**AIM OF THE TASK:** Copy out every line containing the word "this".

****

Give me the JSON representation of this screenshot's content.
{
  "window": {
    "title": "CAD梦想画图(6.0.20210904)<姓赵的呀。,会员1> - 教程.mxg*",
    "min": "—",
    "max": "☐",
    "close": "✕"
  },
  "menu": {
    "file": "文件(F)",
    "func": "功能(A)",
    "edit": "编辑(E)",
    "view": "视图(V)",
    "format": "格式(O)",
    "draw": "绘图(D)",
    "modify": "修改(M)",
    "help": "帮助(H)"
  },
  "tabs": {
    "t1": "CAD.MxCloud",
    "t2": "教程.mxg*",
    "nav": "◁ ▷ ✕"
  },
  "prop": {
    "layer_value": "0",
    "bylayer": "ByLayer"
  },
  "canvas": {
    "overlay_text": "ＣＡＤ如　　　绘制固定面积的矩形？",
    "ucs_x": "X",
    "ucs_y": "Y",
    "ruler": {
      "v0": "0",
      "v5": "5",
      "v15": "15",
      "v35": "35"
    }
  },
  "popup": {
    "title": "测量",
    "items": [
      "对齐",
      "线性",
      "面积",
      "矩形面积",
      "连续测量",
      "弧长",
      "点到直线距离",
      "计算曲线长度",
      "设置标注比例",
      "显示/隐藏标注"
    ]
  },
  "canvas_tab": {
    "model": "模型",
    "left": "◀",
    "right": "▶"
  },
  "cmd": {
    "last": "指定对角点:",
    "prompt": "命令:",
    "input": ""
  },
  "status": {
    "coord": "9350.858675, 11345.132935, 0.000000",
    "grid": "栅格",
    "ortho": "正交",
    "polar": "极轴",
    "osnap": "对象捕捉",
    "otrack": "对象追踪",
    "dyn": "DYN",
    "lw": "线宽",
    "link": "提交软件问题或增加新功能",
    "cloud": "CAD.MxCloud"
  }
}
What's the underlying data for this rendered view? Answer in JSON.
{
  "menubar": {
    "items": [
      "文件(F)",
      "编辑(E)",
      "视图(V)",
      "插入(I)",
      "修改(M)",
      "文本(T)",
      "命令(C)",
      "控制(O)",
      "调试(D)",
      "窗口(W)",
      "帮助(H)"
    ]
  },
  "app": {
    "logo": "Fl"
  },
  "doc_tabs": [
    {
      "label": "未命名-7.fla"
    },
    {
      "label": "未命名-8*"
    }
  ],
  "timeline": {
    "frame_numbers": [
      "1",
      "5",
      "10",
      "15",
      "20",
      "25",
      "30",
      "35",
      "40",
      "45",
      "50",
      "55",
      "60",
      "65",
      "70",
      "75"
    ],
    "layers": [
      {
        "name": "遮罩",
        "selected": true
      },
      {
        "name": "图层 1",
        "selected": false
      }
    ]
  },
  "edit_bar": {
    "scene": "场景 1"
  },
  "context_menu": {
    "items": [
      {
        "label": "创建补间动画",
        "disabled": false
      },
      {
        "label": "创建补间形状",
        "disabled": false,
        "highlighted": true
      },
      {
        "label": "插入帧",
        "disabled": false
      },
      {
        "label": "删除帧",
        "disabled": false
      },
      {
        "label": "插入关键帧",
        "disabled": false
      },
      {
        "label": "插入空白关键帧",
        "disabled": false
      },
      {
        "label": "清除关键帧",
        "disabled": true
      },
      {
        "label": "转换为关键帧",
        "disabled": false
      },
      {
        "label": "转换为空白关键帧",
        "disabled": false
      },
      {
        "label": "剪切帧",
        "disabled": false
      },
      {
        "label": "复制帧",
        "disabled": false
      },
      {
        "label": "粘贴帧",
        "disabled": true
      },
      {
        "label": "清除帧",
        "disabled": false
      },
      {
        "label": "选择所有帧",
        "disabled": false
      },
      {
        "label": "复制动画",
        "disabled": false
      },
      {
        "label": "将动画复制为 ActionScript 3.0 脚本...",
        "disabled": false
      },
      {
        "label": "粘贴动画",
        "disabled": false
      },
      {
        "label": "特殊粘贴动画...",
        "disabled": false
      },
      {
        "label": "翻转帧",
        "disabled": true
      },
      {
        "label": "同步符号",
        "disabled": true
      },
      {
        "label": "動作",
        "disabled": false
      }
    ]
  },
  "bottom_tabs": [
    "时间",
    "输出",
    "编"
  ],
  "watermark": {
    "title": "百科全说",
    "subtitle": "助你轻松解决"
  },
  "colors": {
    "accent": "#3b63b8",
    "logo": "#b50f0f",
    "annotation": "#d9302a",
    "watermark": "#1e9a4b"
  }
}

****

**COMPLETED EXERCISE:**
Give me the JSON representation of this screenshot's content.
What's the underlying data for this rendered view? Answer in JSON.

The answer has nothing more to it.